▸ **Required task**
Every line below that contains "symbol" is to be copied.
## START
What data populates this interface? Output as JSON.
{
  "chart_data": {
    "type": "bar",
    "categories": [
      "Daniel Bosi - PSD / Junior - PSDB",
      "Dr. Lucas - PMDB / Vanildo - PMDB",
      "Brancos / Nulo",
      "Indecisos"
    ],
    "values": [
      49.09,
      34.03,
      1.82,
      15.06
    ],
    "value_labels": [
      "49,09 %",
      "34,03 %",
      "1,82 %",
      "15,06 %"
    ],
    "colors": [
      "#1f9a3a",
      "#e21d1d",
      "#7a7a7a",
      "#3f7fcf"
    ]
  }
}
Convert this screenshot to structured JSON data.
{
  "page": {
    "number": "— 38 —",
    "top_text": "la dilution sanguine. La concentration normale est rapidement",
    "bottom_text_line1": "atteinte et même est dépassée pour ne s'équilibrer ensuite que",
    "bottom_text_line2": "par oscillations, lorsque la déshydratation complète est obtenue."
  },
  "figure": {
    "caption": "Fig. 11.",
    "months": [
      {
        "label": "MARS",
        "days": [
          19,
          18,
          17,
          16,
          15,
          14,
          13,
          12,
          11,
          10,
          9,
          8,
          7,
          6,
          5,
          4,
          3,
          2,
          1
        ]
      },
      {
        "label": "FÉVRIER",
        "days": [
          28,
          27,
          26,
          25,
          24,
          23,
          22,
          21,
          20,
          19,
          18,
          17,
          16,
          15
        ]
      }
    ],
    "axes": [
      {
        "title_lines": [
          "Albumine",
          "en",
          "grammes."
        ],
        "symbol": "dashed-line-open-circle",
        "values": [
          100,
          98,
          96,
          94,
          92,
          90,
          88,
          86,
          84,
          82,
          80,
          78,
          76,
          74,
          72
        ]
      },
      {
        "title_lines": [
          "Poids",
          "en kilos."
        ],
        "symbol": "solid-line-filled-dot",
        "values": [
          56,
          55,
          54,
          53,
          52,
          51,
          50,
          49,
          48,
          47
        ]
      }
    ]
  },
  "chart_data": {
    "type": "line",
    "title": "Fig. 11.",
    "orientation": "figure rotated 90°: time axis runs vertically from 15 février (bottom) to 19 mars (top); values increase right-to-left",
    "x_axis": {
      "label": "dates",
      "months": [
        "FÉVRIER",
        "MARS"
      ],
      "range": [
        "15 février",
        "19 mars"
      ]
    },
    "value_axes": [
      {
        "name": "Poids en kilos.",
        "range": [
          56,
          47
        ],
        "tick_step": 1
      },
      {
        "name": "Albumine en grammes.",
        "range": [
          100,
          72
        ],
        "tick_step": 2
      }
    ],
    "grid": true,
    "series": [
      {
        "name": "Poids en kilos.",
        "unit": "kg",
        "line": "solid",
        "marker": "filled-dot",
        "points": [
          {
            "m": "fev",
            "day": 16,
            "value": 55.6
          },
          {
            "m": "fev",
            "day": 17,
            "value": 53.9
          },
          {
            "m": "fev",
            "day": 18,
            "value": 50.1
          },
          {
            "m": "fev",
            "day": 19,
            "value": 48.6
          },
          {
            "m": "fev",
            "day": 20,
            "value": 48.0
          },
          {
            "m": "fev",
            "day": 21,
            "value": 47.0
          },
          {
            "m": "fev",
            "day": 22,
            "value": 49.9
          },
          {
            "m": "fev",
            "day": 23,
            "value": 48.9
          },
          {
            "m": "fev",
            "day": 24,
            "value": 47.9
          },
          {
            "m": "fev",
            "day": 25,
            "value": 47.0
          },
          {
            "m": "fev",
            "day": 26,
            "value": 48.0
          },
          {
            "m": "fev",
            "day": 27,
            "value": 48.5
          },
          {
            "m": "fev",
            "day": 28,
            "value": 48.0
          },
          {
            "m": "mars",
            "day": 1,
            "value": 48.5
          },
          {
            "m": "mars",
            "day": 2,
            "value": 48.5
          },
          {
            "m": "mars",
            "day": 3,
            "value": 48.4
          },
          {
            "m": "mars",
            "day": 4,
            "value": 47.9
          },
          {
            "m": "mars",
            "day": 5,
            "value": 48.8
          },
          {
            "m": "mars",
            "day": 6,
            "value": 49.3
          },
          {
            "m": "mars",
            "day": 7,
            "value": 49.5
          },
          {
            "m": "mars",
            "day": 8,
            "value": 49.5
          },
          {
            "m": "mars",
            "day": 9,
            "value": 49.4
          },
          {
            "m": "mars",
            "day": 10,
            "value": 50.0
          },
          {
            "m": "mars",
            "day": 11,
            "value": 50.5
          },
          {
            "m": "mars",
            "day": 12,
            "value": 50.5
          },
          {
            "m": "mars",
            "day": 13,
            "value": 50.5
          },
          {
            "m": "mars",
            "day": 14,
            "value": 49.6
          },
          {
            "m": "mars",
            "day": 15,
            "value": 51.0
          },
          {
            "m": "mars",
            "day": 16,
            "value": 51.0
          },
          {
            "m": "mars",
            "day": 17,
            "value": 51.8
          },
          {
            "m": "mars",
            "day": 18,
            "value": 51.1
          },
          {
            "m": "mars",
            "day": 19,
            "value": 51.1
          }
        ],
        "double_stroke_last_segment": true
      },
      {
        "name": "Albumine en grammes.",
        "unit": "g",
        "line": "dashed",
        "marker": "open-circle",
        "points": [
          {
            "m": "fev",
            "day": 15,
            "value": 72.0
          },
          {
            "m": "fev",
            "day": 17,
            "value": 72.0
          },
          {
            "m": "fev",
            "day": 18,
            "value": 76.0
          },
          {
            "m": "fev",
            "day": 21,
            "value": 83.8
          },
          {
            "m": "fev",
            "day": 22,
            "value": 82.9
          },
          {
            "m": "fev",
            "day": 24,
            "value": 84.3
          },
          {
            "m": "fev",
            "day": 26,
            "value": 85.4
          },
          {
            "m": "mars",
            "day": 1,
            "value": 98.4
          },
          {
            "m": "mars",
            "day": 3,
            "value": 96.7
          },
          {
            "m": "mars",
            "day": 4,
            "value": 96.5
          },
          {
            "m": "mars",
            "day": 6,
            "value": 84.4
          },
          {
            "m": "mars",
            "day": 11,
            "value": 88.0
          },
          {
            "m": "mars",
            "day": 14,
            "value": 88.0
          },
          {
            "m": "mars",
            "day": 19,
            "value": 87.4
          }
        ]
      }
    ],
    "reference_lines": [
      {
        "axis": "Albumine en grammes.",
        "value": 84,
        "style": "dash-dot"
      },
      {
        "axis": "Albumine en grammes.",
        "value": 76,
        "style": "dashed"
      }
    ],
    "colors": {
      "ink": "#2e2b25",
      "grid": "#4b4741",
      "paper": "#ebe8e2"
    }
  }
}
## END
▸ **Exercise output**
        "symbol": "dashed-line-open-circle",
        "symbol": "solid-line-filled-dot",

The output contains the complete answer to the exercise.